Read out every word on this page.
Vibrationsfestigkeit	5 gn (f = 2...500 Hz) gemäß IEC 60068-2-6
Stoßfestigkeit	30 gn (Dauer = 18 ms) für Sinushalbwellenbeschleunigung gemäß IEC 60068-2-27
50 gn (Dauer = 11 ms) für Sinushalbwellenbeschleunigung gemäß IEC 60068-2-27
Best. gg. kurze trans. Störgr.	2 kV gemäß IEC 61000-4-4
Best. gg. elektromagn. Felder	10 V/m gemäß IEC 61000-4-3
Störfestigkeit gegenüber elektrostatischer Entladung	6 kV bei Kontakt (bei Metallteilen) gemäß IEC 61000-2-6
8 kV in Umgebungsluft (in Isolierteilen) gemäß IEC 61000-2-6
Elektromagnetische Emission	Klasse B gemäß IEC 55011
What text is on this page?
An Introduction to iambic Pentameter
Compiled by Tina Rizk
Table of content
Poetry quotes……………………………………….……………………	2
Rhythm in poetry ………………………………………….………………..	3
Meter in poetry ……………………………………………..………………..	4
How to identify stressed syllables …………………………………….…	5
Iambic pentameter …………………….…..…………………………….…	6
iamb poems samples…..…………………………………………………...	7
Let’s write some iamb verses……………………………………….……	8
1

○ ○ ○ ○ ○

Each line of the material above must be retyped precisely.

● **Full output**
Read out every word on this page.
Vibrationsfestigkeit	5 gn (f = 2...500 Hz) gemäß IEC 60068-2-6
Stoßfestigkeit	30 gn (Dauer = 18 ms) für Sinushalbwellenbeschleunigung gemäß IEC 60068-2-27
50 gn (Dauer = 11 ms) für Sinushalbwellenbeschleunigung gemäß IEC 60068-2-27
Best. gg. kurze trans. Störgr.	2 kV gemäß IEC 61000-4-4
Best. gg. elektromagn. Felder	10 V/m gemäß IEC 61000-4-3
Störfestigkeit gegenüber elektrostatischer Entladung	6 kV bei Kontakt (bei Metallteilen) gemäß IEC 61000-2-6
8 kV in Umgebungsluft (in Isolierteilen) gemäß IEC 61000-2-6
Elektromagnetische Emission	Klasse B gemäß IEC 55011
What text is on this page?
An Introduction to iambic Pentameter
Compiled by Tina Rizk
Table of content
Poetry quotes……………………………………….……………………	2
Rhythm in poetry ………………………………………….………………..	3
Meter in poetry ……………………………………………..………………..	4
How to identify stressed syllables …………………………………….…	5
Iambic pentameter …………………….…..…………………………….…	6
iamb poems samples…..…………………………………………………...	7
Let’s write some iamb verses……………………………………….……	8
1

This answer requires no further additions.